Tindakan yang Diperlukan:
(a) Ketik ulang bagian berita tentang pembentukan peraturan perundang-undangan mulai dari "Kegiatan Kuliah Terbuka" sampai dengan "justru tumpang tindih.".
(b) Sebutkan semua nama orang yang disebut dalam berita tentang pembentukan peraturan perundang-undangan.
(c) Tuliskan lanjutan berita tentang pembentukan peraturan perundang-undangan, dimulai setelah kalimat terakhir yang ditampilkan.

Halaman:
Surabaya, beritalima.com –
Proses pembentukan peraturan perundang-undangan di Indonesia selama ini sangat memprihatinkan banyak kalangan pemerhati hukum. Semua itu disebabkan, banyak peraturan perundang-undangan yang telah diundangkan dan diterapkan di kehidupan masyarakat, ternyata justru menimbulkan problem baru.
Banyak terjadi, dalam penerapan peraturan tersebut, adanya tumpang tindih antar peraturan perundang-undangan, serta adanya aturan yang justru bertentangan dengan aturan di atasnya. Belum lagi, adanya peraturan itu justru menghambat investasi dan perkembangan di daerah.
“Semua itu terjadi, karena regulasi yang dibuat itu telah meninggalkan sumber dari segala sumber hukum kita, yaitu Pancasila,” ujar Prof. DR Widodo Ekatjahyana SH Mhum, Dirjen Peraturan Perundang-undangan Kementrian Hukum dan HAM RI, di hadapan ratusan mahasiswa dan akademika Universitas DR Soetomo (Unitomo), saat Kuliah Terbuka, Minggu (30/4).
Kegiatan Kuliah Terbuka yang diselenggarakan oleh Magister Unitomo ini, mengambil tema ; Masalah dan Tantangan Pembentukan Peraturan Perundang-undangan di Indonesia. Tema ini perlu mendapat perhatian dari Dekan FH Unitomo DR Siti Marwiyah, karena, saat ini banyak peraturan perundang-undangan, baik di tingkat pusat maupun daerah justru tumpang tindih.
Menurut Prof. Widodo Ekajtahyana, dari data Bappenas, saat ini sekitar 42 ribu peraturan perundang-undangan dan sekitar 3 ribu peraturan daerah (perda), berindikasi bermasalah. Kondisi tersebut, tentu saja membuat Presiden RI Jokowidodo prihatin dan meminta, peraturan perundang-undangan yang berindikasi bermasalah tersebut harus dipangkas.
Kalau dibiarkan, semua itu bisa menghambat iklim investasi dan pembangunan, baik di daerah maupun di tingkat pusat. “Bapak Presiden meminta 50 % regulasi itu harus dipangkas,” ujar profesor yang kemarin genap berusia 45 tahun dan baru 8 bulan menjabat Dirjen ini.

Catatan Dataset:
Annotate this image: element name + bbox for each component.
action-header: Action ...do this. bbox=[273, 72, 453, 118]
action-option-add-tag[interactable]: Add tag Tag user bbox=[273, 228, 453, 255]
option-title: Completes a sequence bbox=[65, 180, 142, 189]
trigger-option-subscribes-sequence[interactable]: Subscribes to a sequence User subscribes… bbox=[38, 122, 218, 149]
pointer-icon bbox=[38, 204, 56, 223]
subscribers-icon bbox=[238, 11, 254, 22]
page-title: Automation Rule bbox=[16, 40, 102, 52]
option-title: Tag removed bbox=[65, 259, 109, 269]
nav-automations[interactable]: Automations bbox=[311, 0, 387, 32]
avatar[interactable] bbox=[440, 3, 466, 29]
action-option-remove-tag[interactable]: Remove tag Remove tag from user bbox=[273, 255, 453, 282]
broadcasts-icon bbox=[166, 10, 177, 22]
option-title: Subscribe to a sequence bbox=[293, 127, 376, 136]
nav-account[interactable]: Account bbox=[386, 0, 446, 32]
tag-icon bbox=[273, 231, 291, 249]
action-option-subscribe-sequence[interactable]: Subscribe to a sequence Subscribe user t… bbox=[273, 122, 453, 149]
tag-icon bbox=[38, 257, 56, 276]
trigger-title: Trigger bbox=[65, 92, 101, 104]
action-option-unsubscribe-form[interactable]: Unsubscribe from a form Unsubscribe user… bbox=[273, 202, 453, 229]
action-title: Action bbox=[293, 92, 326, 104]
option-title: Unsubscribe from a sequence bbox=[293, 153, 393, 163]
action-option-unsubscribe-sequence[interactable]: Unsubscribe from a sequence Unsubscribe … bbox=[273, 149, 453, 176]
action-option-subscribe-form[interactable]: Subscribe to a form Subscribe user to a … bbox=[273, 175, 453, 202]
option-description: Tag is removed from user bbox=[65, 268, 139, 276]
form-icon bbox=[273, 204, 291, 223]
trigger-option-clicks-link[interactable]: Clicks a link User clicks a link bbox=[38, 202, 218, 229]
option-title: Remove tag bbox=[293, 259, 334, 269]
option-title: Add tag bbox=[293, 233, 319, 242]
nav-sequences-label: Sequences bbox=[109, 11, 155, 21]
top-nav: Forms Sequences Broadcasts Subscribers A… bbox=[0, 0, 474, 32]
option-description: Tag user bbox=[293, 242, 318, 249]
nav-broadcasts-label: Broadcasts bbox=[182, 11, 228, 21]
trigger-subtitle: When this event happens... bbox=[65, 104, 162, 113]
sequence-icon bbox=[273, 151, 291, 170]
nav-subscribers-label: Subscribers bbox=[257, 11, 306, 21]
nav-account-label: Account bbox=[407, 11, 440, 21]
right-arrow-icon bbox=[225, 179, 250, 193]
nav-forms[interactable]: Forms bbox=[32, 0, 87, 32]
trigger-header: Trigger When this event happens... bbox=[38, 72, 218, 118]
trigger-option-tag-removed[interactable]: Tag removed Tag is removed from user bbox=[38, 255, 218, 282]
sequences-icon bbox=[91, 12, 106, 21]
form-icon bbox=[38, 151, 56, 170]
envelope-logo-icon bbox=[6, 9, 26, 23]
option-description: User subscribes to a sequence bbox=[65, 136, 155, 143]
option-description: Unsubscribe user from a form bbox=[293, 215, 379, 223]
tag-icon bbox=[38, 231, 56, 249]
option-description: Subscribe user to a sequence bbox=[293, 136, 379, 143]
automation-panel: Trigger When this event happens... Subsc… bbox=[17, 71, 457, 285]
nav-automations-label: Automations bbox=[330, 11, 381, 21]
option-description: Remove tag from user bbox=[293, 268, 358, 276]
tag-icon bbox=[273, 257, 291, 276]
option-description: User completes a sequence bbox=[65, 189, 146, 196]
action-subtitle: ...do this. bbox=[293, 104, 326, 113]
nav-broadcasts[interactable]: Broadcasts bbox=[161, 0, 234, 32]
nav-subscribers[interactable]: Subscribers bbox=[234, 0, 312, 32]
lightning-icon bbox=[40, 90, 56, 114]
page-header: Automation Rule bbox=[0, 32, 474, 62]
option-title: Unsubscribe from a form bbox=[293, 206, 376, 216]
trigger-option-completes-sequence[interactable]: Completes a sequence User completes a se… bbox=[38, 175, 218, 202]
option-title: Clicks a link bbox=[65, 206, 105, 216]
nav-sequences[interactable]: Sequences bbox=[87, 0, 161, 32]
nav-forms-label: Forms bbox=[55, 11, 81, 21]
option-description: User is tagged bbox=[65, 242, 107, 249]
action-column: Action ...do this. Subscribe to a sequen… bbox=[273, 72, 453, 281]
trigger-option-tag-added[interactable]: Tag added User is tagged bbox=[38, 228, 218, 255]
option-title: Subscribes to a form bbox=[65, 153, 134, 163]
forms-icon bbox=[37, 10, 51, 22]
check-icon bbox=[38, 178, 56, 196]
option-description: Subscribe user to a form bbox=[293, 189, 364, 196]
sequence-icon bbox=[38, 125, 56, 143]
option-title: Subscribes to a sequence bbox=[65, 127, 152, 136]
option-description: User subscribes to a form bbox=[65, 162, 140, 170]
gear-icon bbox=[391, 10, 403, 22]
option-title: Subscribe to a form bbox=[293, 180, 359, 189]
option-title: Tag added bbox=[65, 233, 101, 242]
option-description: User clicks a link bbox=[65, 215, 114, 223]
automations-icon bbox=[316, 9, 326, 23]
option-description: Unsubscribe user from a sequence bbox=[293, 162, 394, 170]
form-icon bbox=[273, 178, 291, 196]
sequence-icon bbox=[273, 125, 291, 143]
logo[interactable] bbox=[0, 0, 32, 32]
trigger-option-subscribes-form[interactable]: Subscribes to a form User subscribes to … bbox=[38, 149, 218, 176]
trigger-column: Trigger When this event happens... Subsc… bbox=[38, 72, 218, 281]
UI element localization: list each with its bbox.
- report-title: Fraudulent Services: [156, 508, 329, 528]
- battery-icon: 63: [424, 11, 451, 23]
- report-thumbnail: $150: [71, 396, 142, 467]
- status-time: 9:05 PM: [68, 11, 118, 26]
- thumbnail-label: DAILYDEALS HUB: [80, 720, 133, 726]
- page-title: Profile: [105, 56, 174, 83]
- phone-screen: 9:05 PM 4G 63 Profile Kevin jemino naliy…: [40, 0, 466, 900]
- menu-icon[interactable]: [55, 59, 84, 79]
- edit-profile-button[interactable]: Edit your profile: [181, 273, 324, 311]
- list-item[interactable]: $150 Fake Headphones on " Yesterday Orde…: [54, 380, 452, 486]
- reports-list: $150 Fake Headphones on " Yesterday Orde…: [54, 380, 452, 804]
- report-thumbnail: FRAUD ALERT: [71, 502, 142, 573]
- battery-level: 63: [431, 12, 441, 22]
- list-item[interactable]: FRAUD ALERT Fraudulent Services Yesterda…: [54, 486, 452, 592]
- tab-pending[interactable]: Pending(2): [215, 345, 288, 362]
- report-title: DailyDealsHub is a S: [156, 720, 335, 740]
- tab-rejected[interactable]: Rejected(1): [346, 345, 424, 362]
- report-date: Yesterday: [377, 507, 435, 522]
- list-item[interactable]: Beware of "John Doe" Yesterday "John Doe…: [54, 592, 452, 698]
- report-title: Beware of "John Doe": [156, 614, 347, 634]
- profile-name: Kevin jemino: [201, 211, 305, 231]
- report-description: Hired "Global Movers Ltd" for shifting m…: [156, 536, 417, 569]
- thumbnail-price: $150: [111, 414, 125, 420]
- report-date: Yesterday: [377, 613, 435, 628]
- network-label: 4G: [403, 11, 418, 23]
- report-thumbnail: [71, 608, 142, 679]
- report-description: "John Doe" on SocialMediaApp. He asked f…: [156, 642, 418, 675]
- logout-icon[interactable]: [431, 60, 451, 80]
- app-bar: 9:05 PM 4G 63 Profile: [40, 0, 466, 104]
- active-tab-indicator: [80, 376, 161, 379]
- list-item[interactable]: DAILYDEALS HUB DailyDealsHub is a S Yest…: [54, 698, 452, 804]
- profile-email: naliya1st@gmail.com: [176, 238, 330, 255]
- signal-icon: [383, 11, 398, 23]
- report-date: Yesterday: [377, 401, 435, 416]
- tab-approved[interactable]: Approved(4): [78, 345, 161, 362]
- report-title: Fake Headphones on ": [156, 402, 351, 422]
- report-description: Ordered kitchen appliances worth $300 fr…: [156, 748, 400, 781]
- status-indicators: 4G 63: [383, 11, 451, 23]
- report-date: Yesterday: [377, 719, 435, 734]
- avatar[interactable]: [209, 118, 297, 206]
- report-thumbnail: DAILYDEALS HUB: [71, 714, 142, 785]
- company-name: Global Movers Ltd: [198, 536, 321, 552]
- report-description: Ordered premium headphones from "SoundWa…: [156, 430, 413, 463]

Sebagai Tanggapan:
(a)
Kegiatan Kuliah Terbuka yang diselenggarakan oleh Magister Unitomo ini, mengambil tema ; Masalah dan Tantangan Pembentukan Peraturan Perundang-undangan di Indonesia. Tema ini perlu mendapat perhatian dari Dekan FH Unitomo DR Siti Marwiyah, karena, saat ini banyak peraturan perundang-undangan, baik di tingkat pusat maupun daerah justru tumpang tindih.

(b) Widodo Ekatjahyana, Siti Marwiyah, Jokowidodo

(c)
Terjadinya peraturan perundang-undangan maupun perda yang banyak ditemukan bermasalah itu, menurut mantan dosen Unitomo ini, karena telah meninggalkan sumber dari segala sumber hukum kita, yaitu Pancasila. “Padahal, dalam Pasal 2 UU nomor 12 tahun 2011, jelas-jelas menyebutkan, kalau Pancasila merupakan sumber dari segala sumber hukum,” ujar alumni Universitas Jember ini.
Belum lagi dengan keterbatasan dari Ditjen Peraturan Perundang-undangan dan Ditjen Harmonisasi Kementrian Hukum dan HAM, yang hanya diberi kewenangan untuk melakukan harmonisasi, terhadap tiga peraturan perundang-undangan, yaitu Undang-undang, Peraturan Pemerintah (PP) dan Peraturan Presiden. Sehingga tidak heran kalau akhirnya banyak peraturan yang jalan sendiri-sendiri, sesuai dengan kepentingan masing-masing pembuat peraturan.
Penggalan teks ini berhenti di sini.